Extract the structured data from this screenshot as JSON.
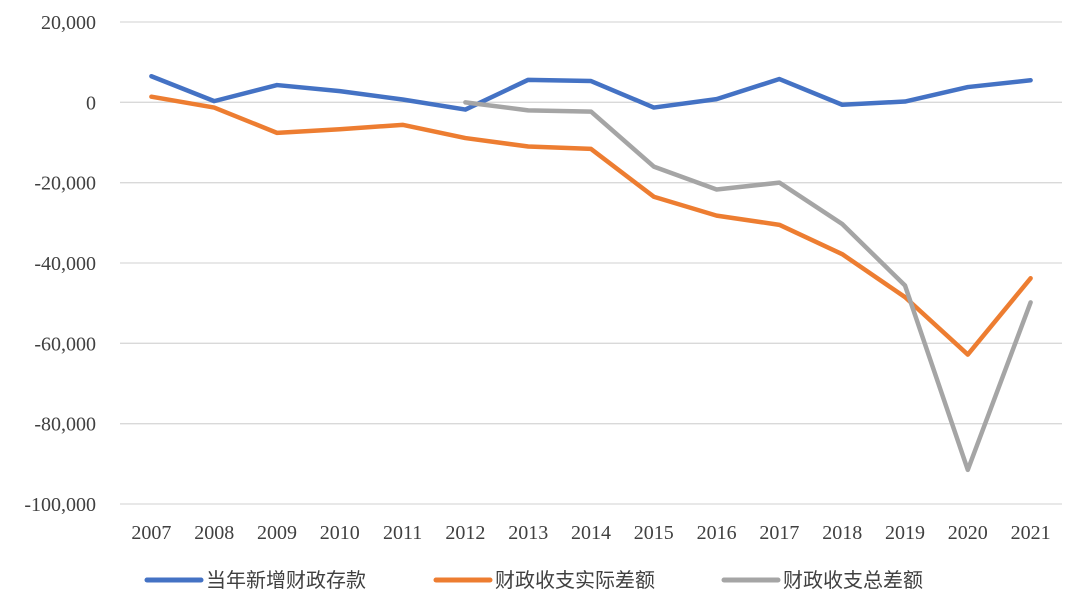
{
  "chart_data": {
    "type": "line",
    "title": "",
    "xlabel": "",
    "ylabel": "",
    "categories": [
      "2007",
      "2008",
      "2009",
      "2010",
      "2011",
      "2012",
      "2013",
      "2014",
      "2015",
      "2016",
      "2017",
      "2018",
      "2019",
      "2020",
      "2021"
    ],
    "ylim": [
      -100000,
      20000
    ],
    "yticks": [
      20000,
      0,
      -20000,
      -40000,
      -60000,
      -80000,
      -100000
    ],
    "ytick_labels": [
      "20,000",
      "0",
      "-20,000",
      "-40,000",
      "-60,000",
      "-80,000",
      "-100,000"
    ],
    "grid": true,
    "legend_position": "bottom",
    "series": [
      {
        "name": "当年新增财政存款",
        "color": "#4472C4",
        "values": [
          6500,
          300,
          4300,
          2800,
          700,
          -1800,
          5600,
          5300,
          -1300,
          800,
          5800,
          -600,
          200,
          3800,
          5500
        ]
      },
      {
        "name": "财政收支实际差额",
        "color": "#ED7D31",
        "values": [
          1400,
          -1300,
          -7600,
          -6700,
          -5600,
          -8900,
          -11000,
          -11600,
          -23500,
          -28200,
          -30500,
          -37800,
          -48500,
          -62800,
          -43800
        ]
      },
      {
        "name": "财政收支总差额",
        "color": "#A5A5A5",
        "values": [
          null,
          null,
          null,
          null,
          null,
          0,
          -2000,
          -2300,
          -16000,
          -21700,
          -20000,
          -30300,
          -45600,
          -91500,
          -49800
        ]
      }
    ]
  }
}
• • •
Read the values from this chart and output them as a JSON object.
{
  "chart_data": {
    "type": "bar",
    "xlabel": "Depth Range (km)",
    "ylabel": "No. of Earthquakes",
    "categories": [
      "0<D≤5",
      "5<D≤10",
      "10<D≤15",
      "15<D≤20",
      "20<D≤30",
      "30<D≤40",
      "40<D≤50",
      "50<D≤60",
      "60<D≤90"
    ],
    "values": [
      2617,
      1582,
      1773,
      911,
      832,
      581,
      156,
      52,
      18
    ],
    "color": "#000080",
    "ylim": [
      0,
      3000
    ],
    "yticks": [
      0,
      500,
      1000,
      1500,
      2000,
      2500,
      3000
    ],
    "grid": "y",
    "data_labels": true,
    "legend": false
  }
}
• • •
• **Objective**:
Go through the records above, find every line with the word "from", and list those lines.

• **Solution to this task**:
Extract the structured data from this screenshot as JSON.
Read the values from this chart and output them as a JSON object.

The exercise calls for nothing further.